[start Material provided]
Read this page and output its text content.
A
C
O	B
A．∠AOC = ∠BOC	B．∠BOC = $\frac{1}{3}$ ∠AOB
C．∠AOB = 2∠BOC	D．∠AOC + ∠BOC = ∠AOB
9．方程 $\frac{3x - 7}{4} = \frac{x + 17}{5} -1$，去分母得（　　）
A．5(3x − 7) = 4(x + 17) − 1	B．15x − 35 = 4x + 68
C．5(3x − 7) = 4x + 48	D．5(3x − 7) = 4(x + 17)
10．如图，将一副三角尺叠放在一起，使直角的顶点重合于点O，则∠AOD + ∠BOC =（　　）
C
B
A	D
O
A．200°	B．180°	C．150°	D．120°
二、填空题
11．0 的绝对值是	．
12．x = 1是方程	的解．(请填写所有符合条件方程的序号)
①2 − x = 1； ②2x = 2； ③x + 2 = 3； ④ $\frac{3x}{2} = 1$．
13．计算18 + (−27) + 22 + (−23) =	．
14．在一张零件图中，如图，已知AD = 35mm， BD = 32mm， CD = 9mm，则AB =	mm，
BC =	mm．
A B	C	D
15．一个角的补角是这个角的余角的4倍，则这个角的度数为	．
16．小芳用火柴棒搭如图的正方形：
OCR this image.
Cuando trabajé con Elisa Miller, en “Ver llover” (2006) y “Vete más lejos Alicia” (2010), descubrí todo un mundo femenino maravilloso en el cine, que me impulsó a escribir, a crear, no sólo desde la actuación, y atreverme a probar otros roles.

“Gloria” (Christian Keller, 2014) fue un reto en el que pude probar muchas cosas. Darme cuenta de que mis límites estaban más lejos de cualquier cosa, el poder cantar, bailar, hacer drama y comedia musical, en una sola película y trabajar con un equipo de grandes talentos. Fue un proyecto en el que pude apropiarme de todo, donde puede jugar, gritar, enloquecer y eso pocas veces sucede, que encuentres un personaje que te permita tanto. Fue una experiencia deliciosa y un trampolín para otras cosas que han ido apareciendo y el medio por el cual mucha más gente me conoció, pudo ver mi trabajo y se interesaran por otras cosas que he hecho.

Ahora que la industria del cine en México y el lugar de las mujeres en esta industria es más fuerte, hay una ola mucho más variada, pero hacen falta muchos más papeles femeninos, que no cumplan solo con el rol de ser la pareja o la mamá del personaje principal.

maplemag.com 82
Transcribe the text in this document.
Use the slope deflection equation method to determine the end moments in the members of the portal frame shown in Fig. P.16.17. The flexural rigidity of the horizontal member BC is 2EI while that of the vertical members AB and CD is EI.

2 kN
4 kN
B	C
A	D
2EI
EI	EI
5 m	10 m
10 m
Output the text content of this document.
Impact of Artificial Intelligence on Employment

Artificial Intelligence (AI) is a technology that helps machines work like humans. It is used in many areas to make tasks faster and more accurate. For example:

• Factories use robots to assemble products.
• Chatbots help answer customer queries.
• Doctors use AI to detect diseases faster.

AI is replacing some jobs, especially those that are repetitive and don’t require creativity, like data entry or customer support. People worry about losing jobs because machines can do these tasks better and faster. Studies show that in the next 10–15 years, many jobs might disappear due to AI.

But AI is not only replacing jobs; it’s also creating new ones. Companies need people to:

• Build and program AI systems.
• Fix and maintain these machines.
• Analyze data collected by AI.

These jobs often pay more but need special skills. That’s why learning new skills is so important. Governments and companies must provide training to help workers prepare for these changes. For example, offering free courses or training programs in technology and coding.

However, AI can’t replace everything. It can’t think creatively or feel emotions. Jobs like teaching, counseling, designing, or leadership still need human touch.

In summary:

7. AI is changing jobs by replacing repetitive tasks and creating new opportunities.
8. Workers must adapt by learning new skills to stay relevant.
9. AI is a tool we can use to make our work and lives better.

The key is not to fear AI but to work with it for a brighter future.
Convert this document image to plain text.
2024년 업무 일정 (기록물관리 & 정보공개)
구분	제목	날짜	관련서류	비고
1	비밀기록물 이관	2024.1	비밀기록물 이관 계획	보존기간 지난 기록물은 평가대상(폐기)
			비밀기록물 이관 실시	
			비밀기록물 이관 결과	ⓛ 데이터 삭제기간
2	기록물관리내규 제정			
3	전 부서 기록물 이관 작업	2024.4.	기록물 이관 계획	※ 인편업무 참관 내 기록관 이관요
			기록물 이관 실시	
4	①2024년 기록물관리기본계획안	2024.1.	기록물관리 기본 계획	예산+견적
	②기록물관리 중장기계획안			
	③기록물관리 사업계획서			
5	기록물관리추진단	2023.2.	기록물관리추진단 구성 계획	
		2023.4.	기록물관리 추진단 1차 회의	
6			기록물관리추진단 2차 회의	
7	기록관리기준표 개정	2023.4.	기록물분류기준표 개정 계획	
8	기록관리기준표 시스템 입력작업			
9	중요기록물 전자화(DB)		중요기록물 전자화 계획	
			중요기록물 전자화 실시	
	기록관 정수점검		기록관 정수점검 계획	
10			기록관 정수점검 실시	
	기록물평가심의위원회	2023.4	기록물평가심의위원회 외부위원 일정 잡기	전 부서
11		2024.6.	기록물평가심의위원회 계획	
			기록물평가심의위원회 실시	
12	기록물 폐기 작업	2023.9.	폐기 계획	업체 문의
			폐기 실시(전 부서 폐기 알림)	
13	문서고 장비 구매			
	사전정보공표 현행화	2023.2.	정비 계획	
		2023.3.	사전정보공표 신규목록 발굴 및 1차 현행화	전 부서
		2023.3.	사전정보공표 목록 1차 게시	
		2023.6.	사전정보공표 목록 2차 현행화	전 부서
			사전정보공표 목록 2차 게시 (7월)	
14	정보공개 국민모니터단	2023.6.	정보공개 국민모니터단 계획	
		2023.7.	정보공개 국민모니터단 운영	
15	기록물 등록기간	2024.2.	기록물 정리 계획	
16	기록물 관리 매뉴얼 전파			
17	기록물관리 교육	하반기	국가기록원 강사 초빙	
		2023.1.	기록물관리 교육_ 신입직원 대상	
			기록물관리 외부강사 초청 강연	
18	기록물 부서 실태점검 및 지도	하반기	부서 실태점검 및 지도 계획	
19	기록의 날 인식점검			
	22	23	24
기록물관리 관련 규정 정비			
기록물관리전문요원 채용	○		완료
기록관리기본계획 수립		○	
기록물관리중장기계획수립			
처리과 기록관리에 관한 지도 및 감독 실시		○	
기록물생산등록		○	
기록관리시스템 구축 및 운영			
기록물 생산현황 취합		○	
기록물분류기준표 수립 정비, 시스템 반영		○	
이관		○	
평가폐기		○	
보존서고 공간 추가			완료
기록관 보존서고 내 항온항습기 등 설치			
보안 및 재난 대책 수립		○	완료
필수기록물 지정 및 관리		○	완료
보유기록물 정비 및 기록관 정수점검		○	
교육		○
[end Material provided]
### Problem details
Copy each line of the data exactly, leaving nothing out.

### Reply to the exercise
Read this page and output its text content.
A
C
O	B
A．∠AOC = ∠BOC	B．∠BOC = $\frac{1}{3}$ ∠AOB
C．∠AOB = 2∠BOC	D．∠AOC + ∠BOC = ∠AOB
9．方程 $\frac{3x - 7}{4} = \frac{x + 17}{5} -1$，去分母得（　　）
A．5(3x − 7) = 4(x + 17) − 1	B．15x − 35 = 4x + 68
C．5(3x − 7) = 4x + 48	D．5(3x − 7) = 4(x + 17)
10．如图，将一副三角尺叠放在一起，使直角的顶点重合于点O，则∠AOD + ∠BOC =（　　）
C
B
A	D
O
A．200°	B．180°	C．150°	D．120°
二、填空题
11．0 的绝对值是	．
12．x = 1是方程	的解．(请填写所有符合条件方程的序号)
①2 − x = 1； ②2x = 2； ③x + 2 = 3； ④ $\frac{3x}{2} = 1$．
13．计算18 + (−27) + 22 + (−23) =	．
14．在一张零件图中，如图，已知AD = 35mm， BD = 32mm， CD = 9mm，则AB =	mm，
BC =	mm．
A B	C	D
15．一个角的补角是这个角的余角的4倍，则这个角的度数为	．
16．小芳用火柴棒搭如图的正方形：
OCR this image.
Cuando trabajé con Elisa Miller, en “Ver llover” (2006) y “Vete más lejos Alicia” (2010), descubrí todo un mundo femenino maravilloso en el cine, que me impulsó a escribir, a crear, no sólo desde la actuación, y atreverme a probar otros roles.

“Gloria” (Christian Keller, 2014) fue un reto en el que pude probar muchas cosas. Darme cuenta de que mis límites estaban más lejos de cualquier cosa, el poder cantar, bailar, hacer drama y comedia musical, en una sola película y trabajar con un equipo de grandes talentos. Fue un proyecto en el que pude apropiarme de todo, donde puede jugar, gritar, enloquecer y eso pocas veces sucede, que encuentres un personaje que te permita tanto. Fue una experiencia deliciosa y un trampolín para otras cosas que han ido apareciendo y el medio por el cual mucha más gente me conoció, pudo ver mi trabajo y se interesaran por otras cosas que he hecho.

Ahora que la industria del cine en México y el lugar de las mujeres en esta industria es más fuerte, hay una ola mucho más variada, pero hacen falta muchos más papeles femeninos, que no cumplan solo con el rol de ser la pareja o la mamá del personaje principal.

maplemag.com 82
Transcribe the text in this document.
Use the slope deflection equation method to determine the end moments in the members of the portal frame shown in Fig. P.16.17. The flexural rigidity of the horizontal member BC is 2EI while that of the vertical members AB and CD is EI.

2 kN
4 kN
B	C
A	D
2EI
EI	EI
5 m	10 m
10 m
Output the text content of this document.
Impact of Artificial Intelligence on Employment

Artificial Intelligence (AI) is a technology that helps machines work like humans. It is used in many areas to make tasks faster and more accurate. For example:

• Factories use robots to assemble products.
• Chatbots help answer customer queries.
• Doctors use AI to detect diseases faster.

AI is replacing some jobs, especially those that are repetitive and don’t require creativity, like data entry or customer support. People worry about losing jobs because machines can do these tasks better and faster. Studies show that in the next 10–15 years, many jobs might disappear due to AI.

But AI is not only replacing jobs; it’s also creating new ones. Companies need people to:

• Build and program AI systems.
• Fix and maintain these machines.
• Analyze data collected by AI.

These jobs often pay more but need special skills. That’s why learning new skills is so important. Governments and companies must provide training to help workers prepare for these changes. For example, offering free courses or training programs in technology and coding.

However, AI can’t replace everything. It can’t think creatively or feel emotions. Jobs like teaching, counseling, designing, or leadership still need human touch.

In summary:

7. AI is changing jobs by replacing repetitive tasks and creating new opportunities.
8. Workers must adapt by learning new skills to stay relevant.
9. AI is a tool we can use to make our work and lives better.

The key is not to fear AI but to work with it for a brighter future.
Convert this document image to plain text.
2024년 업무 일정 (기록물관리 & 정보공개)
구분	제목	날짜	관련서류	비고
1	비밀기록물 이관	2024.1	비밀기록물 이관 계획	보존기간 지난 기록물은 평가대상(폐기)
			비밀기록물 이관 실시	
			비밀기록물 이관 결과	ⓛ 데이터 삭제기간
2	기록물관리내규 제정			
3	전 부서 기록물 이관 작업	2024.4.	기록물 이관 계획	※ 인편업무 참관 내 기록관 이관요
			기록물 이관 실시	
4	①2024년 기록물관리기본계획안	2024.1.	기록물관리 기본 계획	예산+견적
	②기록물관리 중장기계획안			
	③기록물관리 사업계획서			
5	기록물관리추진단	2023.2.	기록물관리추진단 구성 계획	
		2023.4.	기록물관리 추진단 1차 회의	
6			기록물관리추진단 2차 회의	
7	기록관리기준표 개정	2023.4.	기록물분류기준표 개정 계획	
8	기록관리기준표 시스템 입력작업			
9	중요기록물 전자화(DB)		중요기록물 전자화 계획	
			중요기록물 전자화 실시	
	기록관 정수점검		기록관 정수점검 계획	
10			기록관 정수점검 실시	
	기록물평가심의위원회	2023.4	기록물평가심의위원회 외부위원 일정 잡기	전 부서
11		2024.6.	기록물평가심의위원회 계획	
			기록물평가심의위원회 실시	
12	기록물 폐기 작업	2023.9.	폐기 계획	업체 문의
			폐기 실시(전 부서 폐기 알림)	
13	문서고 장비 구매			
	사전정보공표 현행화	2023.2.	정비 계획	
		2023.3.	사전정보공표 신규목록 발굴 및 1차 현행화	전 부서
		2023.3.	사전정보공표 목록 1차 게시	
		2023.6.	사전정보공표 목록 2차 현행화	전 부서
			사전정보공표 목록 2차 게시 (7월)	
14	정보공개 국민모니터단	2023.6.	정보공개 국민모니터단 계획	
		2023.7.	정보공개 국민모니터단 운영	
15	기록물 등록기간	2024.2.	기록물 정리 계획	
16	기록물 관리 매뉴얼 전파			
17	기록물관리 교육	하반기	국가기록원 강사 초빙	
		2023.1.	기록물관리 교육_ 신입직원 대상	
			기록물관리 외부강사 초청 강연	
18	기록물 부서 실태점검 및 지도	하반기	부서 실태점검 및 지도 계획	
19	기록의 날 인식점검			
	22	23	24
기록물관리 관련 규정 정비			
기록물관리전문요원 채용	○		완료
기록관리기본계획 수립		○	
기록물관리중장기계획수립			
처리과 기록관리에 관한 지도 및 감독 실시		○	
기록물생산등록		○	
기록관리시스템 구축 및 운영			
기록물 생산현황 취합		○	
기록물분류기준표 수립 정비, 시스템 반영		○	
이관		○	
평가폐기		○	
보존서고 공간 추가			완료
기록관 보존서고 내 항온항습기 등 설치			
보안 및 재난 대책 수립		○	완료
필수기록물 지정 및 관리		○	완료
보유기록물 정비 및 기록관 정수점검		○	
교육		○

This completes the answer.